Collect all lines containing the word "границах" from the data.

*Entries*
==*==

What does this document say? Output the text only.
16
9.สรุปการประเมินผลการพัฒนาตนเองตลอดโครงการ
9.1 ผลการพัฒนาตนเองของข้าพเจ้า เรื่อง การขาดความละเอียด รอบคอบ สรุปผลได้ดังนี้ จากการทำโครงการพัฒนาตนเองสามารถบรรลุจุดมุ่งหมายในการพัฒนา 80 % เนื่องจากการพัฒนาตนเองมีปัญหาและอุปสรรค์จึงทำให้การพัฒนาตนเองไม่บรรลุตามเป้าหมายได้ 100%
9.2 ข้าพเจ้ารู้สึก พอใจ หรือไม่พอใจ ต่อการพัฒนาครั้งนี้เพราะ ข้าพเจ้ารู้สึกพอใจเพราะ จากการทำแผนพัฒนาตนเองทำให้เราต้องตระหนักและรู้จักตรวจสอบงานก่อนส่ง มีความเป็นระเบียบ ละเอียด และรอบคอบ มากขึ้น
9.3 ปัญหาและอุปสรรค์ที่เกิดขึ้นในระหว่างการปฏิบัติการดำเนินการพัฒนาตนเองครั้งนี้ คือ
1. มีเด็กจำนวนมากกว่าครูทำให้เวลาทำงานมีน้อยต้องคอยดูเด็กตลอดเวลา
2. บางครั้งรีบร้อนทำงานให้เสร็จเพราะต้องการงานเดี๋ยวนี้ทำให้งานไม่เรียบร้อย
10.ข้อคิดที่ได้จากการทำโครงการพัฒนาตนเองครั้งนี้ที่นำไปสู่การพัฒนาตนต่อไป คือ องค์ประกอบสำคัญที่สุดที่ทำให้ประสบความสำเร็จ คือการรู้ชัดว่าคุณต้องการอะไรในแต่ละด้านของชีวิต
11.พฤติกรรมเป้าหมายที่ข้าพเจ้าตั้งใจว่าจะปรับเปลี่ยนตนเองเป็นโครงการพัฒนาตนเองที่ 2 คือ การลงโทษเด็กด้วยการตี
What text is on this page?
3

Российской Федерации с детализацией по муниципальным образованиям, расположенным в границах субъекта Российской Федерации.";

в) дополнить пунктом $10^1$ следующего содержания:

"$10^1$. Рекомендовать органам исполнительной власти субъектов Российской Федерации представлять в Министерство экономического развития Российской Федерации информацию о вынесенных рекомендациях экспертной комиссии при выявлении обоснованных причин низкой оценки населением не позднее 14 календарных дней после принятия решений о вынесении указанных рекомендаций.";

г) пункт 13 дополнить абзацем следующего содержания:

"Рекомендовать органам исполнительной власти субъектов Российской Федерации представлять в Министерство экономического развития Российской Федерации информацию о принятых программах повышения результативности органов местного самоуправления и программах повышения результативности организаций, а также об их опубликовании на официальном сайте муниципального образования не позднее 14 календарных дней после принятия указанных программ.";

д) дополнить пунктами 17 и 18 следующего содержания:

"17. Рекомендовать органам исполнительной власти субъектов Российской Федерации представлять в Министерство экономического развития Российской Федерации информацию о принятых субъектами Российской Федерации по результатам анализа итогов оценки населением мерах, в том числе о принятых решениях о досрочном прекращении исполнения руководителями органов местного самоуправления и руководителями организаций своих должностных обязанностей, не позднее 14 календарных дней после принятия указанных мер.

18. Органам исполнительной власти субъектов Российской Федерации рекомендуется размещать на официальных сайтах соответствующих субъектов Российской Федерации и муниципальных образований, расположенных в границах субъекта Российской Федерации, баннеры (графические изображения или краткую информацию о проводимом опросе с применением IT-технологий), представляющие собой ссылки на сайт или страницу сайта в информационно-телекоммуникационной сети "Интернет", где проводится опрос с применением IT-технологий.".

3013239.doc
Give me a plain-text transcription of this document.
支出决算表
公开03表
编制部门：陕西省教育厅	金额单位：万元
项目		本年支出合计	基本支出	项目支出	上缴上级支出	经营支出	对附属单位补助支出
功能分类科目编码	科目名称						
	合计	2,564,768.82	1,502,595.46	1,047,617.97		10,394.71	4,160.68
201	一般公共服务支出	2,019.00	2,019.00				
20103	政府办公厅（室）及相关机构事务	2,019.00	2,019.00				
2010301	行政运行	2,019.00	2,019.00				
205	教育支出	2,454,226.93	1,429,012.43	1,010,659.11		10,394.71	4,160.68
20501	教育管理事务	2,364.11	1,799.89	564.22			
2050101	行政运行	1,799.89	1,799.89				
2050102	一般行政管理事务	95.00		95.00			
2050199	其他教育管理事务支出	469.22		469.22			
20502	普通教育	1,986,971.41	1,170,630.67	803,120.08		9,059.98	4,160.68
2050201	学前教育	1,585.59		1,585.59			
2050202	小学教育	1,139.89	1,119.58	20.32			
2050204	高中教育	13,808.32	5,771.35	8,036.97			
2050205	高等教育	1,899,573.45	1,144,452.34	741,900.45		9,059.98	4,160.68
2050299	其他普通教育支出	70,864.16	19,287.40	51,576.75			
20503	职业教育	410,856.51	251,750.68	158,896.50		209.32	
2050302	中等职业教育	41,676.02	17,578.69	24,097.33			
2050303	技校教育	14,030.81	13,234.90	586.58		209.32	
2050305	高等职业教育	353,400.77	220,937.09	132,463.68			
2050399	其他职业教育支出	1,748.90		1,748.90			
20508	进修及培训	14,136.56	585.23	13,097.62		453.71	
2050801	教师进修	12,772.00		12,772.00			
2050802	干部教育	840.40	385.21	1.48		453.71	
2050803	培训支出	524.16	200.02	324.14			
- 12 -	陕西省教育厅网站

==*==

*Written response*
Российской Федерации с детализацией по муниципальным образованиям, расположенным в границах субъекта Российской Федерации.";
18. Органам исполнительной власти субъектов Российской Федерации рекомендуется размещать на официальных сайтах соответствующих субъектов Российской Федерации и муниципальных образований, расположенных в границах субъекта Российской Федерации, баннеры (графические изображения или краткую информацию о проводимом опросе с применением IT-технологий), представляющие собой ссылки на сайт или страницу сайта в информационно-телекоммуникационной сети "Интернет", где проводится опрос с применением IT-технологий.".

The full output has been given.